DOCUMENT EXTRACT START

AWS Certified Security – Specialty (SCS-C02) — Question 289
A company runs an application that sends logs to a log group in Amazon CloudWatch Logs. The email addresses of the application users are in the logs.
The company’s developers need to view the logs in CloudWatch Logs. A security engineer must ensure that the developers who access the log group cannot see the user email addresses.
Which solution will meet this requirement?
Answer options
- A. Use Amazon Macie to scan the log group. Configure Macie to use a custom data identifier that uses a regular expression to identify an email address pattern. Activate automated data discovery in Macie.
- B. Create an AWS Key Management Service (AWS KMS) key. Configure the log group to use the key to encrypt the logs. Configure the key policy to deny access to the IAM role that the developers assume to use CloudWatch Logs.
- C. Create a subscription filter for the log group. Configure the log subscription to send the log data to an AWS Lambda function. Program the Lambda function to parse the log entries and to mask values that are email addresses.
- D. Configure a data protection policy for the log group. Specify the AWS managed data identifier of EmailAddress for the type of data to mask. Activate data protection for the log group.
Correct answer: D
Explanation
Amazon CloudWatch Logs data protection policies allow native, in-place masking of sensitive data (such as email addresses) using AWS managed data identifiers like EmailAddress. Restricting KMS key access as suggested in Option B would prevent developers from viewing the logs entirely. Options A and C are incorrect because they introduce unnecessary complexity and external services (Amazon Macie or AWS Lambda) instead of leveraging the built-in masking capabilities of CloudWatch Logs.

DOCUMENT EXTRACT END

| TASK TO COMPLETE |
Summarize the exam question on hiding email addresses in CloudWatch Logs in two sentences.

PROVIDED MATERIAL START

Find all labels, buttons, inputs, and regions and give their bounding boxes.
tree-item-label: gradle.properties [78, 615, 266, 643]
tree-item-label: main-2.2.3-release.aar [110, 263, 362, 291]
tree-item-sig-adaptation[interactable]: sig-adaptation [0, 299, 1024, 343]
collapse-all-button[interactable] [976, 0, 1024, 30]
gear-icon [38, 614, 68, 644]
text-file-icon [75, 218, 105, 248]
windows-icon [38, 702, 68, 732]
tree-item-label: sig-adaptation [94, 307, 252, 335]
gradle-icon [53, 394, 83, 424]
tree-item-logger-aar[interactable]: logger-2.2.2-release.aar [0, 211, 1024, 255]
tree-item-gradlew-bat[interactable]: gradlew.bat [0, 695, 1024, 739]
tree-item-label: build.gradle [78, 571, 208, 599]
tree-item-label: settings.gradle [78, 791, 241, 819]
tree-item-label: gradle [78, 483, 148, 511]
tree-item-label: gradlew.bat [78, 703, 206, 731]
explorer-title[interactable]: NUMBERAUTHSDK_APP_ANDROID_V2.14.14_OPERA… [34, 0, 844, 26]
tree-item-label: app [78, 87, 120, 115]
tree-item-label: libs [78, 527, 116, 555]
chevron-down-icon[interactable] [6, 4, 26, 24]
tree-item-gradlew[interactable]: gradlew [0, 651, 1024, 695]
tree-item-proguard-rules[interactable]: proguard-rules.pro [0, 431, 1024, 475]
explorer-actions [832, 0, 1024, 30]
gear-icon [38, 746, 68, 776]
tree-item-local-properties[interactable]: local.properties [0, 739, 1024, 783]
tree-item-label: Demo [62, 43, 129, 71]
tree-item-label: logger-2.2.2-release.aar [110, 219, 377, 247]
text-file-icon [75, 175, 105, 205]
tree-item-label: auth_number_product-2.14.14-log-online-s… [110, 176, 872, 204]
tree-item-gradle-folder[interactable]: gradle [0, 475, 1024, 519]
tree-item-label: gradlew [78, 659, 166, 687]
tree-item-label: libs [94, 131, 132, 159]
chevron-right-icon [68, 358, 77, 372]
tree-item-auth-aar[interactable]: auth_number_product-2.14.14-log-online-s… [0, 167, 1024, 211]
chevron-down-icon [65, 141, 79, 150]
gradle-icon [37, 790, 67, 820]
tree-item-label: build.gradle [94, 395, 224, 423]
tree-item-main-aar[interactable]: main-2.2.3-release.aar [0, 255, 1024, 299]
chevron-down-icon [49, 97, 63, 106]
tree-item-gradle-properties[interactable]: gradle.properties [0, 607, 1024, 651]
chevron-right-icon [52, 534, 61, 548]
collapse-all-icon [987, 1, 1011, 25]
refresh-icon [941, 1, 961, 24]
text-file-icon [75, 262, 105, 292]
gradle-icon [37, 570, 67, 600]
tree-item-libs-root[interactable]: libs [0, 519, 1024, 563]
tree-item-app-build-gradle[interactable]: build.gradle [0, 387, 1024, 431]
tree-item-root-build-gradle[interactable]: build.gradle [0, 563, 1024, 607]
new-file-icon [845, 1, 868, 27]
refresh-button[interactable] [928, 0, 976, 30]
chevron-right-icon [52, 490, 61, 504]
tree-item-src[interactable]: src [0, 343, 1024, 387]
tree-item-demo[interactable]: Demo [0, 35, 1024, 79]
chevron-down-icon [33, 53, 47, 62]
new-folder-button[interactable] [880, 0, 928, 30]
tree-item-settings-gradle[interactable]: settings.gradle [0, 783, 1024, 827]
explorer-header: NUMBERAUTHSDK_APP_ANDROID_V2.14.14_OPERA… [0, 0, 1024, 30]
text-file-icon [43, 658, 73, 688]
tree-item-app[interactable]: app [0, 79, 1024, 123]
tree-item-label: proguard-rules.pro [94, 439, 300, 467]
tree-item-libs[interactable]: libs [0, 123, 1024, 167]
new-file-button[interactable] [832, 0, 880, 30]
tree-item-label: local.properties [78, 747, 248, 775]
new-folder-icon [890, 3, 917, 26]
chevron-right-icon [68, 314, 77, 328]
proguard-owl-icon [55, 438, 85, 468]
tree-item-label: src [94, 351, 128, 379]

PROVIDED MATERIAL END

| WRITTEN SOLUTION |
A company's application sends logs containing user email addresses to a CloudWatch Logs log group, and a security engineer must ensure that the developers who view it cannot see those addresses. The correct answer is D, a data protection policy that masks the AWS managed EmailAddress data identifier in place, since restricting KMS key access would block the logs entirely and the Macie and Lambda options add unnecessary complexity.